→ **Problem statement**
In the passage on NaBu and TNFα treatments, which NaBu concentration, given together with TNFα, strongly increased the anti-proliferating effect?

━━━ Given passage ━━━

TNFα 1.0 ng/mL (Figure 1(b)) strongly reduced DNA content at 24 and 48 h as compared to the CTRL. At day 7, proliferation was increased, albeit not significantly, by the cytokine. NaBu partially counteracted the effects of TNFα. At 24 h and 48 h, NaBu 10−4 and 5.0 × 10−4 M tended to restore the basal condition by increasing the DNA content in the TNFα-treated cultures. Contrarily, treatment with NaBu 10−3 M in association with TNFα strongly increased the anti-proliferating effect. At day 7, all co-treatments increased DNA content, as compared to their counterparts treated with NaBu alone, to a level comparable to that of the CTRL.

The results of viability were normalized to the DNA content to obtain a clear indication about the entity of viability in relationship to the real cell number in culture. NaBu treatments did not substantially affect cell viability. The greatest effects were seen at day 7, with CTRL, NaBu 1.0 × 10−4, and NaBu 5.0 × 10−4 M-treated cells showing a twofold increase over the previous time points. NaBu 1.0 × 10−3 M had no effect (Figure 1(c)). Compared to the CTRL and TNFα + NaBu co-treated cells, TNFα decreased cell viability as early as 24 h. At day 7, viability was increased only in the CTRL and TNFα-treated cells (Figure 1(d)).

━━━ Given entries ━━━

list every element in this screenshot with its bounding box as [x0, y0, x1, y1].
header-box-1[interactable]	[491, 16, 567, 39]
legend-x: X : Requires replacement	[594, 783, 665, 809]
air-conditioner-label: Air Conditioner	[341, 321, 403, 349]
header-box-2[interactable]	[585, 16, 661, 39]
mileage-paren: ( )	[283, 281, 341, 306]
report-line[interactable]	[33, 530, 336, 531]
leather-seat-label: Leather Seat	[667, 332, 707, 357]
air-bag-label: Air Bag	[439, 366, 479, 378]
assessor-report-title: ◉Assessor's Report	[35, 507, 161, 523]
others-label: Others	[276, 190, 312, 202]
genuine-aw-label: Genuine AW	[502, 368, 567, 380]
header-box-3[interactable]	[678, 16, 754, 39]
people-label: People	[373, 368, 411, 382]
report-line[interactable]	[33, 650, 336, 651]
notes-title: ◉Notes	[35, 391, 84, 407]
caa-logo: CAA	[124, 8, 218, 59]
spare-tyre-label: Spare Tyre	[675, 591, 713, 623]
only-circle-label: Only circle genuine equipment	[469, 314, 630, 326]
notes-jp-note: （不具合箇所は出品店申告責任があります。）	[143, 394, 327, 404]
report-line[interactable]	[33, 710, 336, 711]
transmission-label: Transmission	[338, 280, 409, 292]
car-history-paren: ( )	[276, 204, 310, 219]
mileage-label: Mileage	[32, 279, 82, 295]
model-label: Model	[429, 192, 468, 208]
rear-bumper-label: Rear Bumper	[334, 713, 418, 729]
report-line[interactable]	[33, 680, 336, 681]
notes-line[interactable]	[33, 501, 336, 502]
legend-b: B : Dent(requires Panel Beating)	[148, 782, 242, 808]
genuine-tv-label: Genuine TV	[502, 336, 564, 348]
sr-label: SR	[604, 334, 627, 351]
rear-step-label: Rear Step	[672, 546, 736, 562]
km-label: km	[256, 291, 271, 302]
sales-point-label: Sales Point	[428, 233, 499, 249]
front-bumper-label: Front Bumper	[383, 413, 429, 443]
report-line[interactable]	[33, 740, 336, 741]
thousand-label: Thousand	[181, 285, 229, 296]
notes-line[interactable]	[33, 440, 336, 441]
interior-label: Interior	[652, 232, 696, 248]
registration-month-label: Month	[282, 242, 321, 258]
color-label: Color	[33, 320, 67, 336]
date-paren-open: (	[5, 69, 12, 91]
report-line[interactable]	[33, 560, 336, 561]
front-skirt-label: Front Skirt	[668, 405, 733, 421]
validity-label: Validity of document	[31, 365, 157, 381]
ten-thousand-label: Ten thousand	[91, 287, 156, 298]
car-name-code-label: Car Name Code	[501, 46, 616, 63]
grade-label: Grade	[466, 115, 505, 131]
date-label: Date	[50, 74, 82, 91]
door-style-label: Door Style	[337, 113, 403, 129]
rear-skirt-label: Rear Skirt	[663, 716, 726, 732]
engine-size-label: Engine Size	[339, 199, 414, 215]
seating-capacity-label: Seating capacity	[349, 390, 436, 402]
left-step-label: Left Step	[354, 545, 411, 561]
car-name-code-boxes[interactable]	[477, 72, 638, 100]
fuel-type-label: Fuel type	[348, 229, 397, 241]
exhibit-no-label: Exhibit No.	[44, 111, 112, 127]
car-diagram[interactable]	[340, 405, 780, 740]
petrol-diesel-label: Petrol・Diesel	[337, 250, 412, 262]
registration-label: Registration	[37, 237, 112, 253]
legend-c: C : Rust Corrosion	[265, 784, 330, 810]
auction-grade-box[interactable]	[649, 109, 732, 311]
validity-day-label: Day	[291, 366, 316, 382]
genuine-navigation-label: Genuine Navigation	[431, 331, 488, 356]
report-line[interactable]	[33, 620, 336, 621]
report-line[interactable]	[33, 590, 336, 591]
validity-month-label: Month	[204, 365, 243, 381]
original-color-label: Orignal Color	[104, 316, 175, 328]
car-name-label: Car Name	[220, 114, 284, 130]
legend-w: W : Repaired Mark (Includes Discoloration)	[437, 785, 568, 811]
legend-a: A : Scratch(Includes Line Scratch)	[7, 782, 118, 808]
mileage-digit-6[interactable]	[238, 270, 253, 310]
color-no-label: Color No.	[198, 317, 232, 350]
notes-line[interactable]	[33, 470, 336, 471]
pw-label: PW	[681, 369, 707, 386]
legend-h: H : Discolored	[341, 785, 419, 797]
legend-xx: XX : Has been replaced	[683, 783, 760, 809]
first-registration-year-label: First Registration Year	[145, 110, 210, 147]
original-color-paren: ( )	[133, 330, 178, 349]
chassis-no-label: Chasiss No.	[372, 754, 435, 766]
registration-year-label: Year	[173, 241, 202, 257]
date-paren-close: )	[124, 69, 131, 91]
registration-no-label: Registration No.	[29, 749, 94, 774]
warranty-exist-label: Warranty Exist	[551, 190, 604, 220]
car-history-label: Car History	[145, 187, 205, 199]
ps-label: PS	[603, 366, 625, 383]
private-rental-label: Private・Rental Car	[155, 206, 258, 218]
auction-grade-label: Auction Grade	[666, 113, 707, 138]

━━━

→ **Your response**
NaBu 10−3 M